[Stored records]
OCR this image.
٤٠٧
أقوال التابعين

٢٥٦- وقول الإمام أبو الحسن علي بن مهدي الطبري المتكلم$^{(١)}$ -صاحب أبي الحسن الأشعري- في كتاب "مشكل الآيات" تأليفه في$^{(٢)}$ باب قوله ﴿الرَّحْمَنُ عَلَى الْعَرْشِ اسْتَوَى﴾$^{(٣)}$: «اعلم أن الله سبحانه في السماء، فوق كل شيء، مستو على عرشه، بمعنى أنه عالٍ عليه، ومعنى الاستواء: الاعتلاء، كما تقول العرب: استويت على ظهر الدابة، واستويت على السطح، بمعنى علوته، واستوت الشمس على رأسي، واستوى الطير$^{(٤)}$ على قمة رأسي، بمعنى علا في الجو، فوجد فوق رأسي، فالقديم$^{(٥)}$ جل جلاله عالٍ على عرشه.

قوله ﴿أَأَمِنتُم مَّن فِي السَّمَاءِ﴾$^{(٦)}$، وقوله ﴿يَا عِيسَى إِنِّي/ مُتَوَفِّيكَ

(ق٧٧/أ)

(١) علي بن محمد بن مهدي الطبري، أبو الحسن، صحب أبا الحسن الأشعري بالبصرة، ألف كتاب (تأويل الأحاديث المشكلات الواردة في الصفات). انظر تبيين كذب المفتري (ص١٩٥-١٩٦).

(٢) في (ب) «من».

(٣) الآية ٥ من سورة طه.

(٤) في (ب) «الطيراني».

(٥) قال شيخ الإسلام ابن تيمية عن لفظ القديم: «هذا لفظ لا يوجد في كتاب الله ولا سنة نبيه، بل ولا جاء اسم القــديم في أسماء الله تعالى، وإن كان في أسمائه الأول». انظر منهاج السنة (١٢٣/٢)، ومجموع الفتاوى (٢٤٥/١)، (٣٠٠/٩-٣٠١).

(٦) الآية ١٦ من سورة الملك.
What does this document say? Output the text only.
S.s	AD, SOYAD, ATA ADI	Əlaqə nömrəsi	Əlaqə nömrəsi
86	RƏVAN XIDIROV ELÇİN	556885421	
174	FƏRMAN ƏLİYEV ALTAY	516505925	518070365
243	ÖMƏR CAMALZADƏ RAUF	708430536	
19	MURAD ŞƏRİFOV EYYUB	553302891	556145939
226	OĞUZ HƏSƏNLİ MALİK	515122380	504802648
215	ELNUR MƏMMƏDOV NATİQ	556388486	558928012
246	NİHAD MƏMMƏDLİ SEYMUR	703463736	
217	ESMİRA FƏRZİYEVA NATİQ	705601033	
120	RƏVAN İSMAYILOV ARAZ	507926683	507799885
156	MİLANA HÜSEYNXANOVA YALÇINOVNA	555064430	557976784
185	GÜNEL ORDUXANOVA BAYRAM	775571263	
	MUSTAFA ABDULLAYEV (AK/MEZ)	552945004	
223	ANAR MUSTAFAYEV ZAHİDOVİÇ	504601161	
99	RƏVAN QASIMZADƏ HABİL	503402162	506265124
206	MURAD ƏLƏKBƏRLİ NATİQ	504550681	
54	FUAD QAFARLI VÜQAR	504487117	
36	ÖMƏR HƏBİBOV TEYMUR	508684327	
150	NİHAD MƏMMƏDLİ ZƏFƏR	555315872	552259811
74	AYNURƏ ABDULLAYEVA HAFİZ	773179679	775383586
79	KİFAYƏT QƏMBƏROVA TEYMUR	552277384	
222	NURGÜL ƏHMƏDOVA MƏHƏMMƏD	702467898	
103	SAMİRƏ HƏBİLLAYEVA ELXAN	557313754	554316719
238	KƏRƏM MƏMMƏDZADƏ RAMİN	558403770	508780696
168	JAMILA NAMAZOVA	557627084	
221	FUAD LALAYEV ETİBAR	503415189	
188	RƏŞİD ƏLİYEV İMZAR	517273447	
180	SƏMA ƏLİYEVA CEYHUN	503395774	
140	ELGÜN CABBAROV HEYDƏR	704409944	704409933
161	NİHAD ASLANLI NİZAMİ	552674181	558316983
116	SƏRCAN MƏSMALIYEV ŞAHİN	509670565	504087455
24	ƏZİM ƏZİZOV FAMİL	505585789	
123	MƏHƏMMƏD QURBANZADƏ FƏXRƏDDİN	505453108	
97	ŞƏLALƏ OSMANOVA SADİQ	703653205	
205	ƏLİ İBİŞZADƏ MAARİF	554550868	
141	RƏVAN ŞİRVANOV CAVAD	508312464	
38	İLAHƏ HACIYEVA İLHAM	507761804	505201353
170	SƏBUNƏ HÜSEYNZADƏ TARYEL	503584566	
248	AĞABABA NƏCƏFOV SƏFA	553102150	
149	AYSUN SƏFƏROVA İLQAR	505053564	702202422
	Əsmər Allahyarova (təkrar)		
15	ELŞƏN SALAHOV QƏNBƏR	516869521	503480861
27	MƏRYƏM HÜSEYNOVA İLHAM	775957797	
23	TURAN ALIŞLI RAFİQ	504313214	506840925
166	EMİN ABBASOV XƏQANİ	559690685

Task brief →
Return all the data exactly as given.

Exercise response →
OCR this image.
٤٠٧
أقوال التابعين

٢٥٦- وقول الإمام أبو الحسن علي بن مهدي الطبري المتكلم$^{(١)}$ -صاحب أبي الحسن الأشعري- في كتاب "مشكل الآيات" تأليفه في$^{(٢)}$ باب قوله ﴿الرَّحْمَنُ عَلَى الْعَرْشِ اسْتَوَى﴾$^{(٣)}$: «اعلم أن الله سبحانه في السماء، فوق كل شيء، مستو على عرشه، بمعنى أنه عالٍ عليه، ومعنى الاستواء: الاعتلاء، كما تقول العرب: استويت على ظهر الدابة، واستويت على السطح، بمعنى علوته، واستوت الشمس على رأسي، واستوى الطير$^{(٤)}$ على قمة رأسي، بمعنى علا في الجو، فوجد فوق رأسي، فالقديم$^{(٥)}$ جل جلاله عالٍ على عرشه.

قوله ﴿أَأَمِنتُم مَّن فِي السَّمَاءِ﴾$^{(٦)}$، وقوله ﴿يَا عِيسَى إِنِّي/ مُتَوَفِّيكَ

(ق٧٧/أ)

(١) علي بن محمد بن مهدي الطبري، أبو الحسن، صحب أبا الحسن الأشعري بالبصرة، ألف كتاب (تأويل الأحاديث المشكلات الواردة في الصفات). انظر تبيين كذب المفتري (ص١٩٥-١٩٦).

(٢) في (ب) «من».

(٣) الآية ٥ من سورة طه.

(٤) في (ب) «الطيراني».

(٥) قال شيخ الإسلام ابن تيمية عن لفظ القديم: «هذا لفظ لا يوجد في كتاب الله ولا سنة نبيه، بل ولا جاء اسم القــديم في أسماء الله تعالى، وإن كان في أسمائه الأول». انظر منهاج السنة (١٢٣/٢)، ومجموع الفتاوى (٢٤٥/١)، (٣٠٠/٩-٣٠١).

(٦) الآية ١٦ من سورة الملك.
What does this document say? Output the text only.
S.s	AD, SOYAD, ATA ADI	Əlaqə nömrəsi	Əlaqə nömrəsi
86	RƏVAN XIDIROV ELÇİN	556885421	
174	FƏRMAN ƏLİYEV ALTAY	516505925	518070365
243	ÖMƏR CAMALZADƏ RAUF	708430536	
19	MURAD ŞƏRİFOV EYYUB	553302891	556145939
226	OĞUZ HƏSƏNLİ MALİK	515122380	504802648
215	ELNUR MƏMMƏDOV NATİQ	556388486	558928012
246	NİHAD MƏMMƏDLİ SEYMUR	703463736	
217	ESMİRA FƏRZİYEVA NATİQ	705601033	
120	RƏVAN İSMAYILOV ARAZ	507926683	507799885
156	MİLANA HÜSEYNXANOVA YALÇINOVNA	555064430	557976784
185	GÜNEL ORDUXANOVA BAYRAM	775571263	
	MUSTAFA ABDULLAYEV (AK/MEZ)	552945004	
223	ANAR MUSTAFAYEV ZAHİDOVİÇ	504601161	
99	RƏVAN QASIMZADƏ HABİL	503402162	506265124
206	MURAD ƏLƏKBƏRLİ NATİQ	504550681	
54	FUAD QAFARLI VÜQAR	504487117	
36	ÖMƏR HƏBİBOV TEYMUR	508684327	
150	NİHAD MƏMMƏDLİ ZƏFƏR	555315872	552259811
74	AYNURƏ ABDULLAYEVA HAFİZ	773179679	775383586
79	KİFAYƏT QƏMBƏROVA TEYMUR	552277384	
222	NURGÜL ƏHMƏDOVA MƏHƏMMƏD	702467898	
103	SAMİRƏ HƏBİLLAYEVA ELXAN	557313754	554316719
238	KƏRƏM MƏMMƏDZADƏ RAMİN	558403770	508780696
168	JAMILA NAMAZOVA	557627084	
221	FUAD LALAYEV ETİBAR	503415189	
188	RƏŞİD ƏLİYEV İMZAR	517273447	
180	SƏMA ƏLİYEVA CEYHUN	503395774	
140	ELGÜN CABBAROV HEYDƏR	704409944	704409933
161	NİHAD ASLANLI NİZAMİ	552674181	558316983
116	SƏRCAN MƏSMALIYEV ŞAHİN	509670565	504087455
24	ƏZİM ƏZİZOV FAMİL	505585789	
123	MƏHƏMMƏD QURBANZADƏ FƏXRƏDDİN	505453108	
97	ŞƏLALƏ OSMANOVA SADİQ	703653205	
205	ƏLİ İBİŞZADƏ MAARİF	554550868	
141	RƏVAN ŞİRVANOV CAVAD	508312464	
38	İLAHƏ HACIYEVA İLHAM	507761804	505201353
170	SƏBUNƏ HÜSEYNZADƏ TARYEL	503584566	
248	AĞABABA NƏCƏFOV SƏFA	553102150	
149	AYSUN SƏFƏROVA İLQAR	505053564	702202422
	Əsmər Allahyarova (təkrar)		
15	ELŞƏN SALAHOV QƏNBƏR	516869521	503480861
27	MƏRYƏM HÜSEYNOVA İLHAM	775957797	
23	TURAN ALIŞLI RAFİQ	504313214	506840925
166	EMİN ABBASOV XƏQANİ	559690685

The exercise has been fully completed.